## YOUR OBJECTIVE
Copy out each line that has "رئیس" in it.

## RECORDED DATA
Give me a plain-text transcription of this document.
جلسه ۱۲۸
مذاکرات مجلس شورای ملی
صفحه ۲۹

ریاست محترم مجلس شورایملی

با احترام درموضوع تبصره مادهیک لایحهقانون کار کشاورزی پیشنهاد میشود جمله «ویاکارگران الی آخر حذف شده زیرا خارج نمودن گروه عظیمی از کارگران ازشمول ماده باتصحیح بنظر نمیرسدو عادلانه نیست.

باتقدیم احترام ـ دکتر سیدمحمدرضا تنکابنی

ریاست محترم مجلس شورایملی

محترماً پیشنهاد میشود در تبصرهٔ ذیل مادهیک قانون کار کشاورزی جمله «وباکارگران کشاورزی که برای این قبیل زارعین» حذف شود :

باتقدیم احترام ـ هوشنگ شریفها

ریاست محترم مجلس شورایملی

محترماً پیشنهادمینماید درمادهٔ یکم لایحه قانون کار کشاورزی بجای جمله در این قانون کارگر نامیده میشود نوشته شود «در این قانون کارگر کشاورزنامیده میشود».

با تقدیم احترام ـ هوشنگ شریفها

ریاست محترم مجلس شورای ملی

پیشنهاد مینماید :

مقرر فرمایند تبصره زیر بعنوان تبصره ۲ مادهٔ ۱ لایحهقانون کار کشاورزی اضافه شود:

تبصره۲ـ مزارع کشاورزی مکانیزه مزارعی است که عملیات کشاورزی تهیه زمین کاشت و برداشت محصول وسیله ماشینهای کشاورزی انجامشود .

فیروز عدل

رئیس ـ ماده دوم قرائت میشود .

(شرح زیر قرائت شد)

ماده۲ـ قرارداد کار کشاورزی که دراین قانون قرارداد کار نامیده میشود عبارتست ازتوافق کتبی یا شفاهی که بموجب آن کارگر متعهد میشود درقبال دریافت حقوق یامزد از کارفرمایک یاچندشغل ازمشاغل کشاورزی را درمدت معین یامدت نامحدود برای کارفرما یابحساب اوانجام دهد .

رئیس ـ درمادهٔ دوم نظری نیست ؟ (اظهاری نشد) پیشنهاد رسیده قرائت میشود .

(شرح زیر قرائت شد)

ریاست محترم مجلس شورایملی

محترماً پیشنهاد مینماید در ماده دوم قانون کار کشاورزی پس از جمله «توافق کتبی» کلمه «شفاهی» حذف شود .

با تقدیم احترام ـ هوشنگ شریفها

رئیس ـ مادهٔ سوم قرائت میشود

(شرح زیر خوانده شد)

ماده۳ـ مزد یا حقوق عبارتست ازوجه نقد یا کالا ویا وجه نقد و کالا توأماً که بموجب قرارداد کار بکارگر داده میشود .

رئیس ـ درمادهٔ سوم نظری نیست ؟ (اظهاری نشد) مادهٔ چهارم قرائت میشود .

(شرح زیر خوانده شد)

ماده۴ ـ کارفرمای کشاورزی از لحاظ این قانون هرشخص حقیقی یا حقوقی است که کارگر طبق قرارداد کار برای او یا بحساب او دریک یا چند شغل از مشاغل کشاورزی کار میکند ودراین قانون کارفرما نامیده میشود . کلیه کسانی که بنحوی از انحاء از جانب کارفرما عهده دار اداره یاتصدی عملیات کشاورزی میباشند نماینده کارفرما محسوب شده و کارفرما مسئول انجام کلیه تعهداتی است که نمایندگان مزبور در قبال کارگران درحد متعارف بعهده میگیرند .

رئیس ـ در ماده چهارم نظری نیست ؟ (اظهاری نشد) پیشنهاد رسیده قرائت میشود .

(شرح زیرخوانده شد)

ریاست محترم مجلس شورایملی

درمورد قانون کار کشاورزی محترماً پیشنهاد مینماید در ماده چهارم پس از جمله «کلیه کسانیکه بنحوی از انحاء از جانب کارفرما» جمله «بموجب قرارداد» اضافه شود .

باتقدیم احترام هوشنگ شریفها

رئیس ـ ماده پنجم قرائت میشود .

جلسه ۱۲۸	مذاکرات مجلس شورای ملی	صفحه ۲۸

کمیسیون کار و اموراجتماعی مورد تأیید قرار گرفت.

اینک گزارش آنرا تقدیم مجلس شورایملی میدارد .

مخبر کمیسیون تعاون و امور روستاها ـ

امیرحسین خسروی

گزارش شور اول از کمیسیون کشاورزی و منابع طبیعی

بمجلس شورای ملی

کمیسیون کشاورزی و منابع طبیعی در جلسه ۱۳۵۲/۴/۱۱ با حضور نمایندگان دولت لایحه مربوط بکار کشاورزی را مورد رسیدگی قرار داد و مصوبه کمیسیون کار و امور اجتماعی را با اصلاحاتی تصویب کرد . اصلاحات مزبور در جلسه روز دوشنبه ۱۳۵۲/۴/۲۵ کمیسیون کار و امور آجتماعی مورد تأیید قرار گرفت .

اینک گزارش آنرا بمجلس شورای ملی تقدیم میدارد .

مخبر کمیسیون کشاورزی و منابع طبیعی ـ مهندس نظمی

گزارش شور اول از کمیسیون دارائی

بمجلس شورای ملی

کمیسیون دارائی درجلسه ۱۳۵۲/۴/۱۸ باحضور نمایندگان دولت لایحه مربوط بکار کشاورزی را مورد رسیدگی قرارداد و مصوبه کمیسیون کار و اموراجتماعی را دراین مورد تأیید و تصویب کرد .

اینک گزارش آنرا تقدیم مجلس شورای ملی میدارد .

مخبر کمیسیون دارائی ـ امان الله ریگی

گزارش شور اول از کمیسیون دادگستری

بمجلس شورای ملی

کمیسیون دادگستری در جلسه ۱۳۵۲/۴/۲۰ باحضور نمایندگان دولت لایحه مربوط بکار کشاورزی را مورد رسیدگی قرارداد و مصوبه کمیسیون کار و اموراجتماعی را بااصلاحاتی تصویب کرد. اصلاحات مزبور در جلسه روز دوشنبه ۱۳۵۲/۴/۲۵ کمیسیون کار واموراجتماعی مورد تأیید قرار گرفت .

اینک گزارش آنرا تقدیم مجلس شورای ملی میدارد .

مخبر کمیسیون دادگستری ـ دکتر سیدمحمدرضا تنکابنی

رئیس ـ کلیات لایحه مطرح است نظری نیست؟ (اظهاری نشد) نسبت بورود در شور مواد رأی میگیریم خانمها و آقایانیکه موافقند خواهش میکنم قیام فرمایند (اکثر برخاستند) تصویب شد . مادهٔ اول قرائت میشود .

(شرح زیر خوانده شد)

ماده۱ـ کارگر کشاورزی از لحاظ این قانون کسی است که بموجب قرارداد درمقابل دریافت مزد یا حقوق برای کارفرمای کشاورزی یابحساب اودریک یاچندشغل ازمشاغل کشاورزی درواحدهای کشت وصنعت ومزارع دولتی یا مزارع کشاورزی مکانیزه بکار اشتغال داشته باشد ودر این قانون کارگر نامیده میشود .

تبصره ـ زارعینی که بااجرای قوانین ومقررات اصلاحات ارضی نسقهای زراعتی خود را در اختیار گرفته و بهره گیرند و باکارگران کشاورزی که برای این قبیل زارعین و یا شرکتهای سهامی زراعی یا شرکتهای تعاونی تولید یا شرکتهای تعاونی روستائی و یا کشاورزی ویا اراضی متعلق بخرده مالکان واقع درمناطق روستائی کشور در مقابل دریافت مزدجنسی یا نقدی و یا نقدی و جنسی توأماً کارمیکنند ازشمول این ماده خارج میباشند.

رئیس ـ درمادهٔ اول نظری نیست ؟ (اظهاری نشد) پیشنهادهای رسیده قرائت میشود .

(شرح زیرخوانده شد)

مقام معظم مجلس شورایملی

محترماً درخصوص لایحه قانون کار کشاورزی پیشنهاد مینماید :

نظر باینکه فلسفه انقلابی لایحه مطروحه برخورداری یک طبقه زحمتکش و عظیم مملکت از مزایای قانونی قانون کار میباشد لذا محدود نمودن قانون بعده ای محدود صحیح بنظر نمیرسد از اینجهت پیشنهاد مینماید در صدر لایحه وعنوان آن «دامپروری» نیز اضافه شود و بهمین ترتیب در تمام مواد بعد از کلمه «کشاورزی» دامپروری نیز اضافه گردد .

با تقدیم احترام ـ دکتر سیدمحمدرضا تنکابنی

## OUTPUT
رئیس ـ ماده دوم قرائت میشود .
رئیس ـ درمادهٔ دوم نظری نیست ؟ (اظهاری نشد) پیشنهاد رسیده قرائت میشود .
رئیس ـ مادهٔ سوم قرائت میشود
رئیس ـ درمادهٔ سوم نظری نیست ؟ (اظهاری نشد) مادهٔ چهارم قرائت میشود .
رئیس ـ در ماده چهارم نظری نیست ؟ (اظهاری نشد) پیشنهاد رسیده قرائت میشود .
رئیس ـ ماده پنجم قرائت میشود .
رئیس ـ کلیات لایحه مطرح است نظری نیست؟ (اظهاری نشد) نسبت بورود در شور مواد رأی میگیریم خانمها و آقایانیکه موافقند خواهش میکنم قیام فرمایند (اکثر برخاستند) تصویب شد . مادهٔ اول قرائت میشود .
رئیس ـ درمادهٔ اول نظری نیست ؟ (اظهاری نشد) پیشنهادهای رسیده قرائت میشود .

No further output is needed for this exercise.